= What the task requires =
Lines that include the word "years" are the ones to copy.

--- Information supplied ---

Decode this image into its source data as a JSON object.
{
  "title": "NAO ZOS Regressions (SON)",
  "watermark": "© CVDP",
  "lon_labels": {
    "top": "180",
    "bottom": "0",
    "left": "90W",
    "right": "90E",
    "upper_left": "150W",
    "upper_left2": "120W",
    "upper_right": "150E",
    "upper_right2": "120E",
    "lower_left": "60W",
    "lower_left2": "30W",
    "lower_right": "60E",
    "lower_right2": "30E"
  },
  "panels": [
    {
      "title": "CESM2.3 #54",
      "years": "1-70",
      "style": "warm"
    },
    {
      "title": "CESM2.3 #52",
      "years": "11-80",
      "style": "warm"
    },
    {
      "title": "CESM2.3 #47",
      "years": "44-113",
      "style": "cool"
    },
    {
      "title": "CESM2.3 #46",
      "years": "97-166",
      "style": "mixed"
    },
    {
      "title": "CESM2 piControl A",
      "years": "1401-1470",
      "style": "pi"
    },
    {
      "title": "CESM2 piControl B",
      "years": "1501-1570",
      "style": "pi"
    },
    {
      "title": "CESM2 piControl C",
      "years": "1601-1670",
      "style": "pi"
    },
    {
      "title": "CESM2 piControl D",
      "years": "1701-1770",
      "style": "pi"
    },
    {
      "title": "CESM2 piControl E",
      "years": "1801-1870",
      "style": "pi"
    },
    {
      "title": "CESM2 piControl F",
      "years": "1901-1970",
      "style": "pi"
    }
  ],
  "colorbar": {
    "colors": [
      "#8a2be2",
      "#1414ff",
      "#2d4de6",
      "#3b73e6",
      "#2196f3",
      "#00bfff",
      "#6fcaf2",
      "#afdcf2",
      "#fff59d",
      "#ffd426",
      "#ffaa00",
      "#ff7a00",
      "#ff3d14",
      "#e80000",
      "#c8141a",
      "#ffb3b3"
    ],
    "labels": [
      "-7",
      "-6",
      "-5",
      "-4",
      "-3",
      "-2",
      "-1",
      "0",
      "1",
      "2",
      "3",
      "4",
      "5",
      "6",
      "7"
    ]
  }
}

---

= Result =
      "years": "1-70",
      "years": "11-80",
      "years": "44-113",
      "years": "97-166",
      "years": "1401-1470",
      "years": "1501-1570",
      "years": "1601-1670",
      "years": "1701-1770",
      "years": "1801-1870",
      "years": "1901-1970",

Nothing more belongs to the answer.